▸ **WORK TO COMPLETE**
Every entry below should be repeated exactly; the pictures should not.

▸ **EXERCISE MATERIALS**
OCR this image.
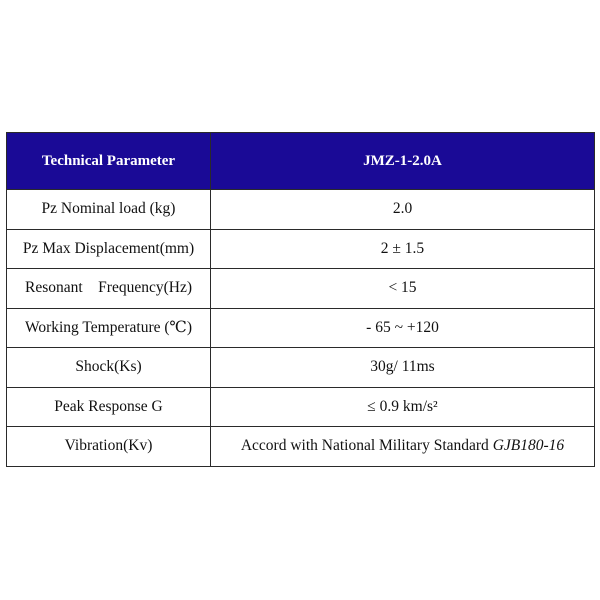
Technical Parameter	JMZ-1-2.0A
Pz Nominal load (kg)	2.0
Pz Max Displacement(mm)	2 ± 1.5
Resonant    Frequency(Hz)	< 15
Working Temperature (℃)	- 65 ~ +120
Shock(Ks)	30g/ 11ms
Peak Response G	≤ 0.9 km/s²
Vibration(Kv)	Accord with National Military Standard GJB180-16
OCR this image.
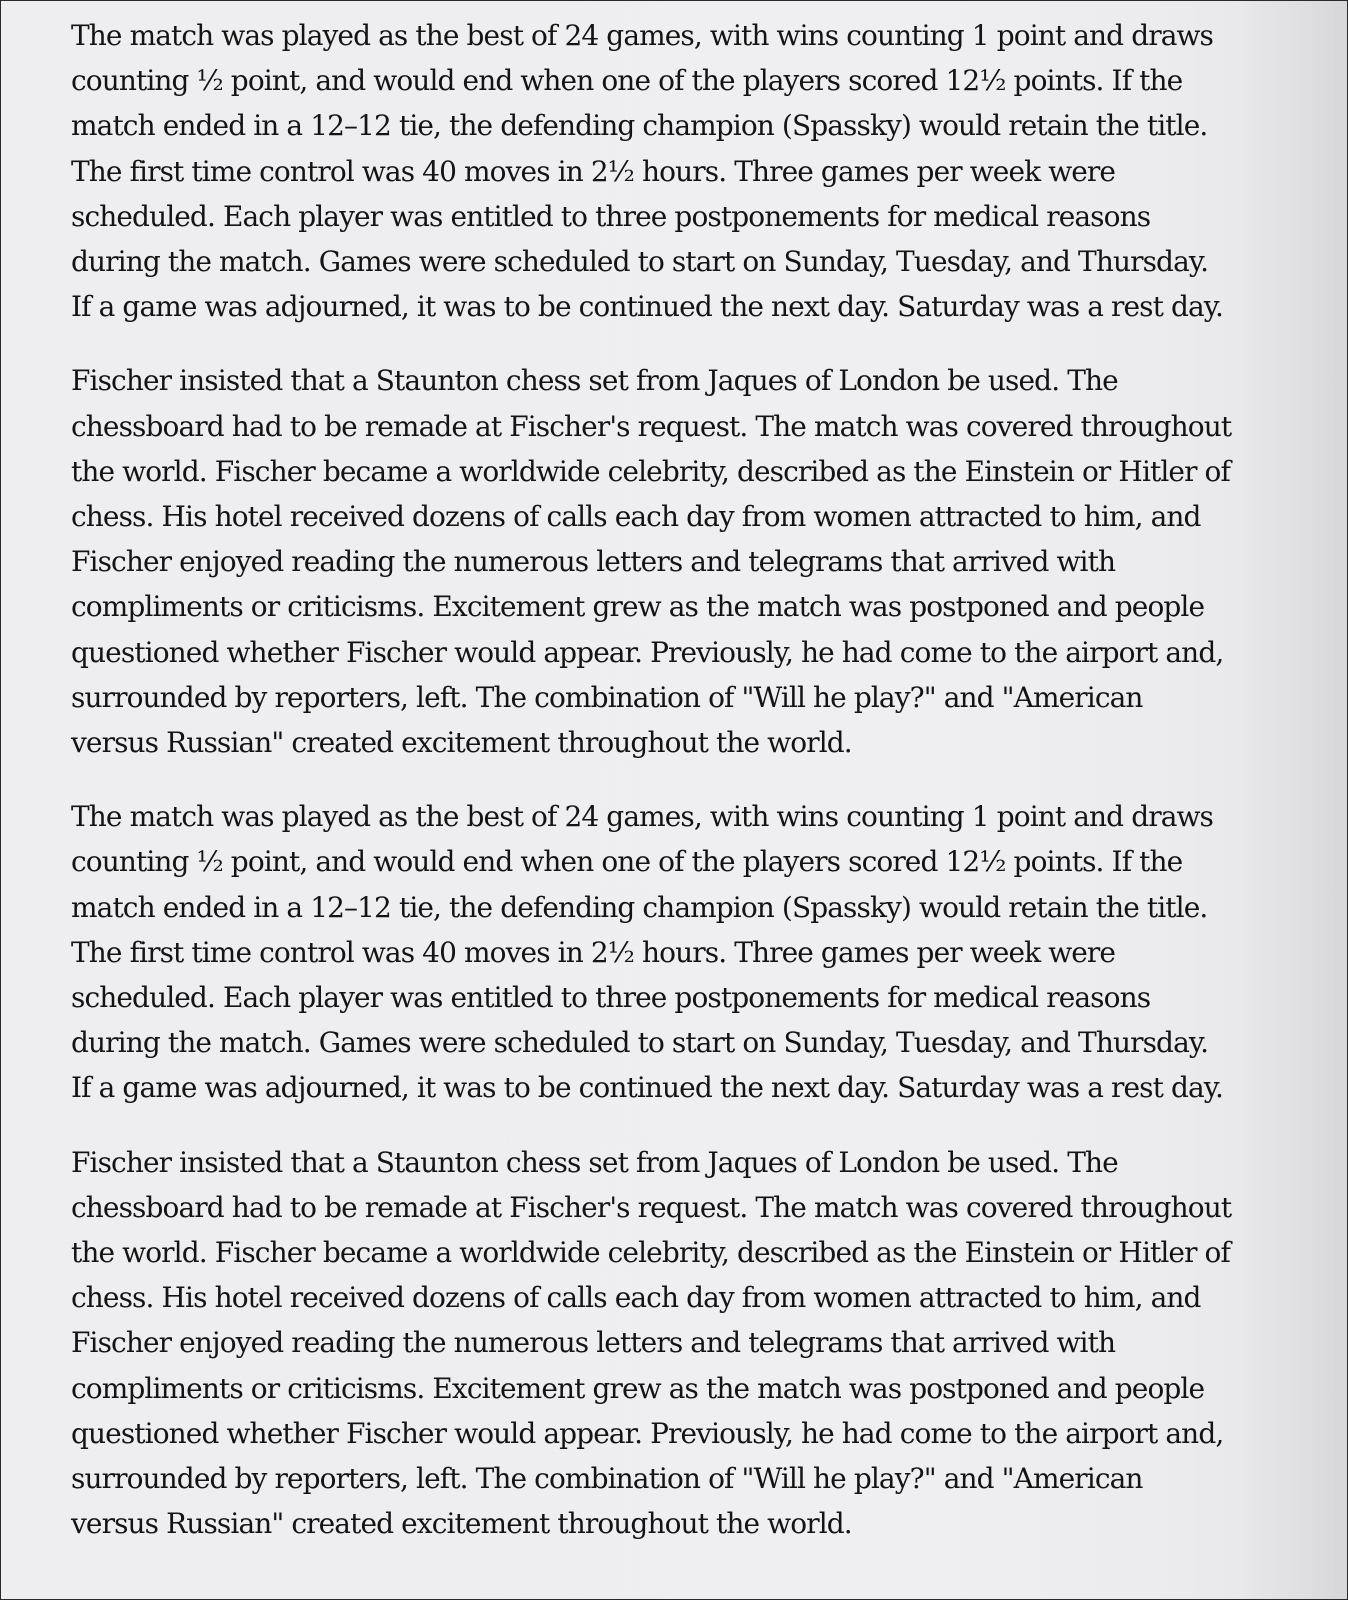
The match was played as the best of 24 games, with wins counting 1 point and draws
counting ½ point, and would end when one of the players scored 12½ points. If the
match ended in a 12–12 tie, the defending champion (Spassky) would retain the title.
The first time control was 40 moves in 2½ hours. Three games per week were
scheduled. Each player was entitled to three postponements for medical reasons
during the match. Games were scheduled to start on Sunday, Tuesday, and Thursday.
If a game was adjourned, it was to be continued the next day. Saturday was a rest day.
Fischer insisted that a Staunton chess set from Jaques of London be used. The
chessboard had to be remade at Fischer's request. The match was covered throughout
the world. Fischer became a worldwide celebrity, described as the Einstein or Hitler of
chess. His hotel received dozens of calls each day from women attracted to him, and
Fischer enjoyed reading the numerous letters and telegrams that arrived with
compliments or criticisms. Excitement grew as the match was postponed and people
questioned whether Fischer would appear. Previously, he had come to the airport and,
surrounded by reporters, left. The combination of "Will he play?" and "American
versus Russian" created excitement throughout the world.
The match was played as the best of 24 games, with wins counting 1 point and draws
counting ½ point, and would end when one of the players scored 12½ points. If the
match ended in a 12–12 tie, the defending champion (Spassky) would retain the title.
The first time control was 40 moves in 2½ hours. Three games per week were
scheduled. Each player was entitled to three postponements for medical reasons
during the match. Games were scheduled to start on Sunday, Tuesday, and Thursday.
If a game was adjourned, it was to be continued the next day. Saturday was a rest day.
Fischer insisted that a Staunton chess set from Jaques of London be used. The
chessboard had to be remade at Fischer's request. The match was covered throughout
the world. Fischer became a worldwide celebrity, described as the Einstein or Hitler of
chess. His hotel received dozens of calls each day from women attracted to him, and
Fischer enjoyed reading the numerous letters and telegrams that arrived with
compliments or criticisms. Excitement grew as the match was postponed and people
questioned whether Fischer would appear. Previously, he had come to the airport and,
surrounded by reporters, left. The combination of "Will he play?" and "American
versus Russian" created excitement throughout the world.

▸ **ANSWER FOR THIS EXERCISE**
OCR this image.
Technical Parameter	JMZ-1-2.0A
Pz Nominal load (kg)	2.0
Pz Max Displacement(mm)	2 ± 1.5
Resonant    Frequency(Hz)	< 15
Working Temperature (℃)	- 65 ~ +120
Shock(Ks)	30g/ 11ms
Peak Response G	≤ 0.9 km/s²
Vibration(Kv)	Accord with National Military Standard GJB180-16
OCR this image.
The match was played as the best of 24 games, with wins counting 1 point and draws
counting ½ point, and would end when one of the players scored 12½ points. If the
match ended in a 12–12 tie, the defending champion (Spassky) would retain the title.
The first time control was 40 moves in 2½ hours. Three games per week were
scheduled. Each player was entitled to three postponements for medical reasons
during the match. Games were scheduled to start on Sunday, Tuesday, and Thursday.
If a game was adjourned, it was to be continued the next day. Saturday was a rest day.
Fischer insisted that a Staunton chess set from Jaques of London be used. The
chessboard had to be remade at Fischer's request. The match was covered throughout
the world. Fischer became a worldwide celebrity, described as the Einstein or Hitler of
chess. His hotel received dozens of calls each day from women attracted to him, and
Fischer enjoyed reading the numerous letters and telegrams that arrived with
compliments or criticisms. Excitement grew as the match was postponed and people
questioned whether Fischer would appear. Previously, he had come to the airport and,
surrounded by reporters, left. The combination of "Will he play?" and "American
versus Russian" created excitement throughout the world.
The match was played as the best of 24 games, with wins counting 1 point and draws
counting ½ point, and would end when one of the players scored 12½ points. If the
match ended in a 12–12 tie, the defending champion (Spassky) would retain the title.
The first time control was 40 moves in 2½ hours. Three games per week were
scheduled. Each player was entitled to three postponements for medical reasons
during the match. Games were scheduled to start on Sunday, Tuesday, and Thursday.
If a game was adjourned, it was to be continued the next day. Saturday was a rest day.
Fischer insisted that a Staunton chess set from Jaques of London be used. The
chessboard had to be remade at Fischer's request. The match was covered throughout
the world. Fischer became a worldwide celebrity, described as the Einstein or Hitler of
chess. His hotel received dozens of calls each day from women attracted to him, and
Fischer enjoyed reading the numerous letters and telegrams that arrived with
compliments or criticisms. Excitement grew as the match was postponed and people
questioned whether Fischer would appear. Previously, he had come to the airport and,
surrounded by reporters, left. The combination of "Will he play?" and "American
versus Russian" created excitement throughout the world.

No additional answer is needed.